_Exercise:_ Give the data below again exactly as written, without its pictures.

_Records for this exercise:_
* START *
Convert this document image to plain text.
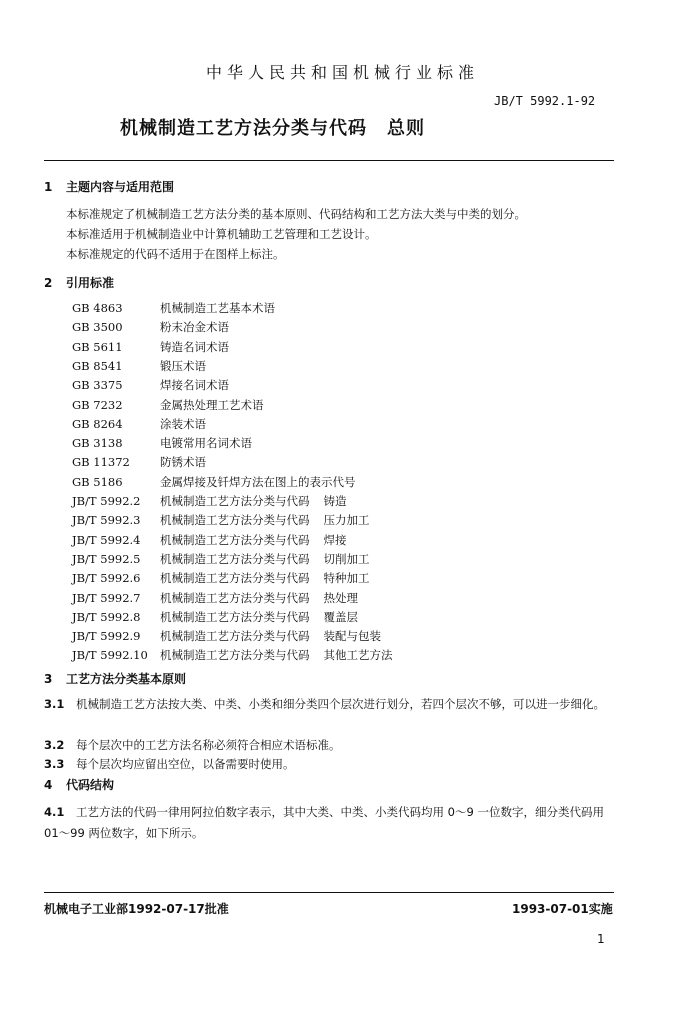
中华人民共和国机械行业标准
JB/T 5992.1-92
机械制造工艺方法分类与代码 总则
1 主题内容与适用范围
本标准规定了机械制造工艺方法分类的基本原则、代码结构和工艺方法大类与中类的划分。
本标准适用于机械制造业中计算机辅助工艺管理和工艺设计。
本标准规定的代码不适用于在图样上标注。
2 引用标准
GB 4863	机械制造工艺基本术语
GB 3500	粉末冶金术语
GB 5611	铸造名词术语
GB 8541	锻压术语
GB 3375	焊接名词术语
GB 7232	金属热处理工艺术语
GB 8264	涂装术语
GB 3138	电镀常用名词术语
GB 11372	防锈术语
GB 5186	金属焊接及钎焊方法在图上的表示代号
JB/T 5992.2 机械制造工艺方法分类与代码 铸造
JB/T 5992.3 机械制造工艺方法分类与代码 压力加工
JB/T 5992.4 机械制造工艺方法分类与代码 焊接
JB/T 5992.5 机械制造工艺方法分类与代码 切削加工
JB/T 5992.6 机械制造工艺方法分类与代码 特种加工
JB/T 5992.7 机械制造工艺方法分类与代码 热处理
JB/T 5992.8 机械制造工艺方法分类与代码 覆盖层
JB/T 5992.9 机械制造工艺方法分类与代码 装配与包装
JB/T 5992.10 机械制造工艺方法分类与代码 其他工艺方法
3 工艺方法分类基本原则
3.1 机械制造工艺方法按大类、中类、小类和细分类四个层次进行划分，若四个层次不够，可以进一步细化。
3.2 每个层次中的工艺方法名称必须符合相应术语标准。
3.3 每个层次均应留出空位，以备需要时使用。
4 代码结构
4.1 工艺方法的代码一律用阿拉伯数字表示，其中大类、中类、小类代码均用 0～9 一位数字，细分类代码用 01～99 两位数字，如下所示。
机械电子工业部1992-07-17批准	1993-07-01实施
1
* END *
_Result of this task:_
Convert this document image to plain text.
中华人民共和国机械行业标准
JB/T 5992.1-92
机械制造工艺方法分类与代码 总则
1 主题内容与适用范围
本标准规定了机械制造工艺方法分类的基本原则、代码结构和工艺方法大类与中类的划分。
本标准适用于机械制造业中计算机辅助工艺管理和工艺设计。
本标准规定的代码不适用于在图样上标注。
2 引用标准
GB 4863	机械制造工艺基本术语
GB 3500	粉末冶金术语
GB 5611	铸造名词术语
GB 8541	锻压术语
GB 3375	焊接名词术语
GB 7232	金属热处理工艺术语
GB 8264	涂装术语
GB 3138	电镀常用名词术语
GB 11372	防锈术语
GB 5186	金属焊接及钎焊方法在图上的表示代号
JB/T 5992.2 机械制造工艺方法分类与代码 铸造
JB/T 5992.3 机械制造工艺方法分类与代码 压力加工
JB/T 5992.4 机械制造工艺方法分类与代码 焊接
JB/T 5992.5 机械制造工艺方法分类与代码 切削加工
JB/T 5992.6 机械制造工艺方法分类与代码 特种加工
JB/T 5992.7 机械制造工艺方法分类与代码 热处理
JB/T 5992.8 机械制造工艺方法分类与代码 覆盖层
JB/T 5992.9 机械制造工艺方法分类与代码 装配与包装
JB/T 5992.10 机械制造工艺方法分类与代码 其他工艺方法
3 工艺方法分类基本原则
3.1 机械制造工艺方法按大类、中类、小类和细分类四个层次进行划分，若四个层次不够，可以进一步细化。
3.2 每个层次中的工艺方法名称必须符合相应术语标准。
3.3 每个层次均应留出空位，以备需要时使用。
4 代码结构
4.1 工艺方法的代码一律用阿拉伯数字表示，其中大类、中类、小类代码均用 0～9 一位数字，细分类代码用 01～99 两位数字，如下所示。
机械电子工业部1992-07-17批准	1993-07-01实施
1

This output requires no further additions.